# Dataset
-- Begin --

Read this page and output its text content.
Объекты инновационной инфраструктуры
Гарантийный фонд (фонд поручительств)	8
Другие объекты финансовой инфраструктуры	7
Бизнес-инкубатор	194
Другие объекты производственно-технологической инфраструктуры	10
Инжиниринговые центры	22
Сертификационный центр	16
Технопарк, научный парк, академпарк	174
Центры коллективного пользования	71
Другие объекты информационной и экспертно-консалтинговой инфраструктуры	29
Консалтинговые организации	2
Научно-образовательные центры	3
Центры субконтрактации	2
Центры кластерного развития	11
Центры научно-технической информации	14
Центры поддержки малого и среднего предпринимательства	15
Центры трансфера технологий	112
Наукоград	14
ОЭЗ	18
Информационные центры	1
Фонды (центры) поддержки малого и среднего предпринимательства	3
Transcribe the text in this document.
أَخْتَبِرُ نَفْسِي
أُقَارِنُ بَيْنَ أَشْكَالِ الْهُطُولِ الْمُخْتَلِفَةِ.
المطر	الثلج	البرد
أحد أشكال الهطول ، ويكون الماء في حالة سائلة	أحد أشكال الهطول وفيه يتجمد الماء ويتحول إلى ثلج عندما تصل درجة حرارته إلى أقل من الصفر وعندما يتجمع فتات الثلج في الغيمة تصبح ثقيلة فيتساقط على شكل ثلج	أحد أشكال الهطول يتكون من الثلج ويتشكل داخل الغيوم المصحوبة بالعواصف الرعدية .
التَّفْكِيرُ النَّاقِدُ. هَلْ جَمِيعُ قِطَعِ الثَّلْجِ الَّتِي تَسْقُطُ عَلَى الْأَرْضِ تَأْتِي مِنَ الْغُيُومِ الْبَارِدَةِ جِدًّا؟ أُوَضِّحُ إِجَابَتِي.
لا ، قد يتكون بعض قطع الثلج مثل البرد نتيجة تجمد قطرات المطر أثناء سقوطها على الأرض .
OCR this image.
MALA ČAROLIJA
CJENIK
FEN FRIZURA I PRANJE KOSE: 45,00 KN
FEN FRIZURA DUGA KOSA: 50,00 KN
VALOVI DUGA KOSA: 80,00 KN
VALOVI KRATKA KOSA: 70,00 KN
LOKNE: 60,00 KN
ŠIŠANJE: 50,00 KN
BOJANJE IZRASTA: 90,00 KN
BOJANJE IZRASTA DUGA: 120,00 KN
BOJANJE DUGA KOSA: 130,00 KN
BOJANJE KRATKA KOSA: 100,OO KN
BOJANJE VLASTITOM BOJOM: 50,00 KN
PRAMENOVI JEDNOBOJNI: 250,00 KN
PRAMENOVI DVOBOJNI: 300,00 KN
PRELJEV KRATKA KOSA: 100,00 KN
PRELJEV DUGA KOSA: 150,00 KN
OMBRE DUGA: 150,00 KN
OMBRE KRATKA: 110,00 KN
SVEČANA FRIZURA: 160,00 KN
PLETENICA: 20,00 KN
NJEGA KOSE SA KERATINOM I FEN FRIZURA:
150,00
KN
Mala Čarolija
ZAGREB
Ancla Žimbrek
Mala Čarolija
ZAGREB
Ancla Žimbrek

-- End --

# Exercise requirements
Go through the listing above and pull out each line containing the word "this".

# Finished task
Read this page and output its text content.
Transcribe the text in this document.
OCR this image.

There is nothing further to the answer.